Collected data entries

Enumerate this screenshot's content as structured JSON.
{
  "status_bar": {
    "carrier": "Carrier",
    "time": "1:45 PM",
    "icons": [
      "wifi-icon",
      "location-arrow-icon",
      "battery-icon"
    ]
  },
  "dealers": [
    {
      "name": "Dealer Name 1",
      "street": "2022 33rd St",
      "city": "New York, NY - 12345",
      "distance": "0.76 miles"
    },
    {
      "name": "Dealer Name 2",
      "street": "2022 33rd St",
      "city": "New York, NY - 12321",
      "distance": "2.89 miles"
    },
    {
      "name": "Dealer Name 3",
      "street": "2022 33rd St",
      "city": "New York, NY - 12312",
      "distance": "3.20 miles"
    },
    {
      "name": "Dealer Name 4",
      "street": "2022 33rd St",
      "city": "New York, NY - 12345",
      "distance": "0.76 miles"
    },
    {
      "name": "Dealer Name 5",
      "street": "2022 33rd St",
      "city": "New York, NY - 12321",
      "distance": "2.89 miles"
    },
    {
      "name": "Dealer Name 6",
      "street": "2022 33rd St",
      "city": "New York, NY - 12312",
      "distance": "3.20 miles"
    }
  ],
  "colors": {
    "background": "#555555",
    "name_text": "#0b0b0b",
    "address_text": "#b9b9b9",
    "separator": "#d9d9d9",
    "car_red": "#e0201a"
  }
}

--

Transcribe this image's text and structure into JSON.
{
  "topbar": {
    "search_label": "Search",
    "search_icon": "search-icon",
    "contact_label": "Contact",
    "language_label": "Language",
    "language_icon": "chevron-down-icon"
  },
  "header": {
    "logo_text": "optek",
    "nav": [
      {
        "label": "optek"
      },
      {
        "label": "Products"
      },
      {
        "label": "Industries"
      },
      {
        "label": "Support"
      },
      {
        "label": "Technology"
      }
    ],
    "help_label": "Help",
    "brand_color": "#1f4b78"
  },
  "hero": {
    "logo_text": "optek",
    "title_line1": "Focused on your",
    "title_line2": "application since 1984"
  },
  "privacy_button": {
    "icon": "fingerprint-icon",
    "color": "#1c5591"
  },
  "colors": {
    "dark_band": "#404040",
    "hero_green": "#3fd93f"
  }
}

JOB | Copy all lines from the listing that contain "JSON".

ANSWER TO THE PROBLEM |
Enumerate this screenshot's content as structured JSON.
Transcribe this image's text and structure into JSON.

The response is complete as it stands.